* MATERIAL FOR THIS EXERCISE *
--- START ---

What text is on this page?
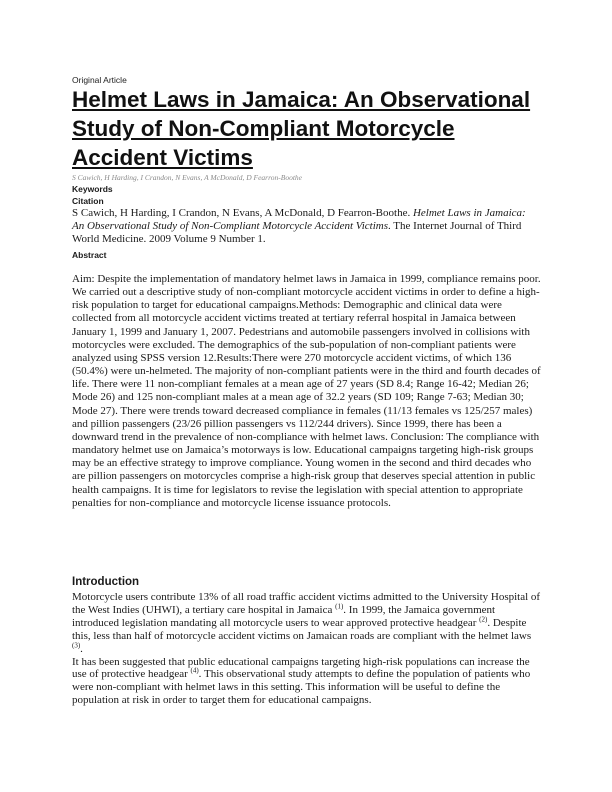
Original Article
Helmet Laws in Jamaica: An Observational Study of Non-Compliant Motorcycle Accident Victims
S Cawich, H Harding, I Crandon, N Evans, A McDonald, D Fearron-Boothe
Keywords
Citation

S Cawich, H Harding, I Crandon, N Evans, A McDonald, D Fearron-Boothe. Helmet Laws in Jamaica: An Observational Study of Non-Compliant Motorcycle Accident Victims. The Internet Journal of Third World Medicine. 2009 Volume 9 Number 1.

Abstract

Aim: Despite the implementation of mandatory helmet laws in Jamaica in 1999, compliance remains poor. We carried out a descriptive study of non-compliant motorcycle accident victims in order to define a high-risk population to target for educational campaigns.Methods: Demographic and clinical data were collected from all motorcycle accident victims treated at tertiary referral hospital in Jamaica between January 1, 1999 and January 1, 2007. Pedestrians and automobile passengers involved in collisions with motorcycles were excluded. The demographics of the sub-population of non-compliant patients were analyzed using SPSS version 12.Results:There were 270 motorcycle accident victims, of which 136 (50.4%) were un-helmeted. The majority of non-compliant patients were in the third and fourth decades of life. There were 11 non-compliant females at a mean age of 27 years (SD 8.4; Range 16-42; Median 26; Mode 26) and 125 non-compliant males at a mean age of 32.2 years (SD 109; Range 7-63; Median 30; Mode 27). There were trends toward decreased compliance in females (11/13 females vs 125/257 males) and pillion passengers (23/26 pillion passengers vs 112/244 drivers). Since 1999, there has been a downward trend in the prevalence of non-compliance with helmet laws. Conclusion: The compliance with mandatory helmet use on Jamaica’s motorways is low. Educational campaigns targeting high-risk groups may be an effective strategy to improve compliance. Young women in the second and third decades who are pillion passengers on motorcycles comprise a high-risk group that deserves special attention in public health campaigns. It is time for legislators to revise the legislation with special attention to appropriate penalties for non-compliance and motorcycle license issuance protocols.

Introduction

Motorcycle users contribute 13% of all road traffic accident victims admitted to the University Hospital of the West Indies (UHWI), a tertiary care hospital in Jamaica $^{(1)}$. In 1999, the Jamaica government introduced legislation mandating all motorcycle users to wear approved protective headgear $^{(2)}$. Despite this, less than half of motorcycle accident victims on Jamaican roads are compliant with the helmet laws $^{(3)}$.

It has been suggested that public educational campaigns targeting high-risk populations can increase the use of protective headgear $^{(4)}$. This observational study attempts to define the population of patients who were non-compliant with helmet laws in this setting. This information will be useful to define the population at risk in order to target them for educational campaigns.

--- END ---

* EXERCISE AIM *
Here the job is to print all the data exactly, skipping any image.

* YOUR RESPONSE *
What text is on this page?
Original Article
Helmet Laws in Jamaica: An Observational Study of Non-Compliant Motorcycle Accident Victims
S Cawich, H Harding, I Crandon, N Evans, A McDonald, D Fearron-Boothe
Keywords
Citation

S Cawich, H Harding, I Crandon, N Evans, A McDonald, D Fearron-Boothe. Helmet Laws in Jamaica: An Observational Study of Non-Compliant Motorcycle Accident Victims. The Internet Journal of Third World Medicine. 2009 Volume 9 Number 1.

Abstract

Aim: Despite the implementation of mandatory helmet laws in Jamaica in 1999, compliance remains poor. We carried out a descriptive study of non-compliant motorcycle accident victims in order to define a high-risk population to target for educational campaigns.Methods: Demographic and clinical data were collected from all motorcycle accident victims treated at tertiary referral hospital in Jamaica between January 1, 1999 and January 1, 2007. Pedestrians and automobile passengers involved in collisions with motorcycles were excluded. The demographics of the sub-population of non-compliant patients were analyzed using SPSS version 12.Results:There were 270 motorcycle accident victims, of which 136 (50.4%) were un-helmeted. The majority of non-compliant patients were in the third and fourth decades of life. There were 11 non-compliant females at a mean age of 27 years (SD 8.4; Range 16-42; Median 26; Mode 26) and 125 non-compliant males at a mean age of 32.2 years (SD 109; Range 7-63; Median 30; Mode 27). There were trends toward decreased compliance in females (11/13 females vs 125/257 males) and pillion passengers (23/26 pillion passengers vs 112/244 drivers). Since 1999, there has been a downward trend in the prevalence of non-compliance with helmet laws. Conclusion: The compliance with mandatory helmet use on Jamaica’s motorways is low. Educational campaigns targeting high-risk groups may be an effective strategy to improve compliance. Young women in the second and third decades who are pillion passengers on motorcycles comprise a high-risk group that deserves special attention in public health campaigns. It is time for legislators to revise the legislation with special attention to appropriate penalties for non-compliance and motorcycle license issuance protocols.

Introduction

Motorcycle users contribute 13% of all road traffic accident victims admitted to the University Hospital of the West Indies (UHWI), a tertiary care hospital in Jamaica $^{(1)}$. In 1999, the Jamaica government introduced legislation mandating all motorcycle users to wear approved protective headgear $^{(2)}$. Despite this, less than half of motorcycle accident victims on Jamaican roads are compliant with the helmet laws $^{(3)}$.

It has been suggested that public educational campaigns targeting high-risk populations can increase the use of protective headgear $^{(4)}$. This observational study attempts to define the population of patients who were non-compliant with helmet laws in this setting. This information will be useful to define the population at risk in order to target them for educational campaigns.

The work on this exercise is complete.